**What is required**
Set down all of the entries word for word, omitting the images they contain.

**Dataset entries on figures**
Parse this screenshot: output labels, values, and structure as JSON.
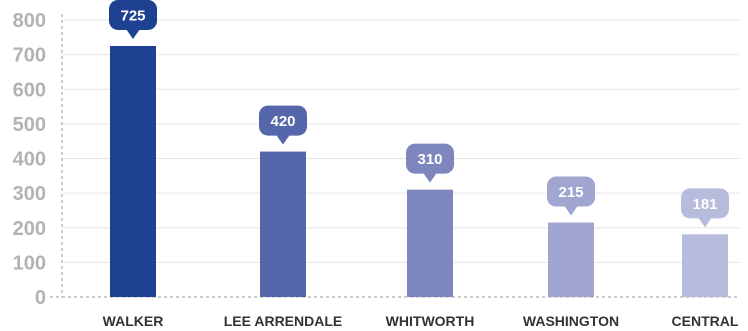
{
  "chart_data": {
    "type": "bar",
    "title": "",
    "xlabel": "",
    "ylabel": "",
    "categories": [
      "WALKER",
      "LEE ARRENDALE",
      "WHITWORTH",
      "WASHINGTON",
      "CENTRAL"
    ],
    "values": [
      725,
      420,
      310,
      215,
      181
    ],
    "data_labels": [
      "725",
      "420",
      "310",
      "215",
      "181"
    ],
    "ylim": [
      0,
      800
    ],
    "yticks": [
      0,
      100,
      200,
      300,
      400,
      500,
      600,
      700,
      800
    ],
    "ytick_labels": [
      "0",
      "100",
      "200",
      "300",
      "400",
      "500",
      "600",
      "700",
      "800"
    ],
    "bar_colors": [
      "#1f4191",
      "#5566aa",
      "#7d86bd",
      "#a0a6d0",
      "#b7bcdd"
    ],
    "grid": true,
    "grid_color": "#e6e6e6",
    "axis_color": "#9a9a9a",
    "label_style": "callout-bubble-above-bar"
  }
}
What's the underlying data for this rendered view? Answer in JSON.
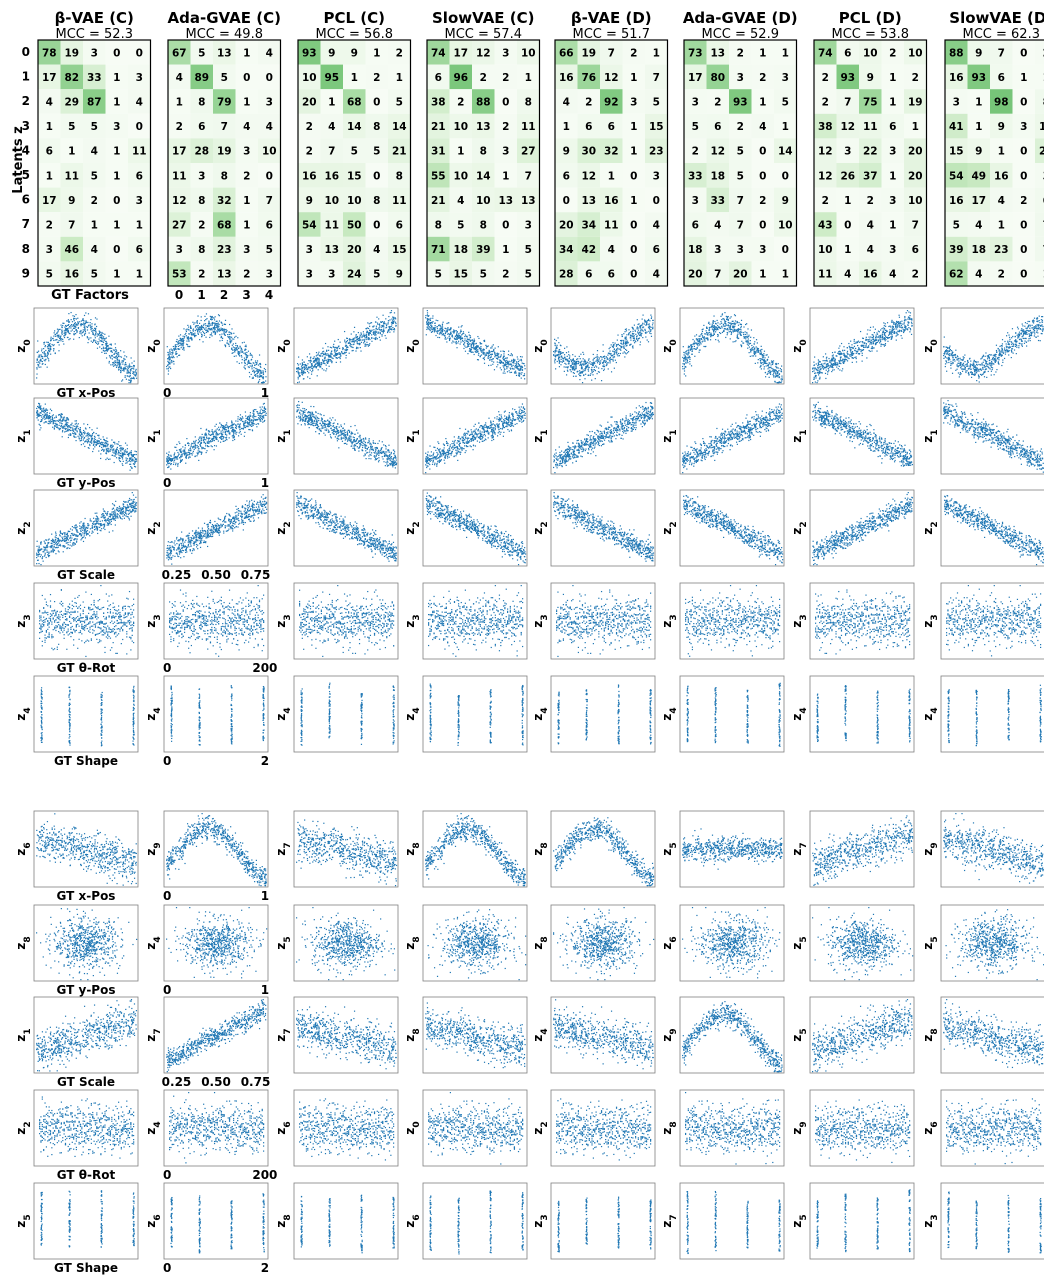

**Expected output**
Parse this screenshot: output labels, values, and structure as JSON.
{
  "chart_data": {
    "type": "bar",
    "title": "",
    "xlabel": "",
    "ylabel": "",
    "categories": [
      "WALKER",
      "LEE ARRENDALE",
      "WHITWORTH",
      "WASHINGTON",
      "CENTRAL"
    ],
    "values": [
      725,
      420,
      310,
      215,
      181
    ],
    "data_labels": [
      "725",
      "420",
      "310",
      "215",
      "181"
    ],
    "ylim": [
      0,
      800
    ],
    "yticks": [
      0,
      100,
      200,
      300,
      400,
      500,
      600,
      700,
      800
    ],
    "ytick_labels": [
      "0",
      "100",
      "200",
      "300",
      "400",
      "500",
      "600",
      "700",
      "800"
    ],
    "bar_colors": [
      "#1f4191",
      "#5566aa",
      "#7d86bd",
      "#a0a6d0",
      "#b7bcdd"
    ],
    "grid": true,
    "grid_color": "#e6e6e6",
    "axis_color": "#9a9a9a",
    "label_style": "callout-bubble-above-bar"
  }
}
What's the underlying data for this rendered view? Answer in JSON.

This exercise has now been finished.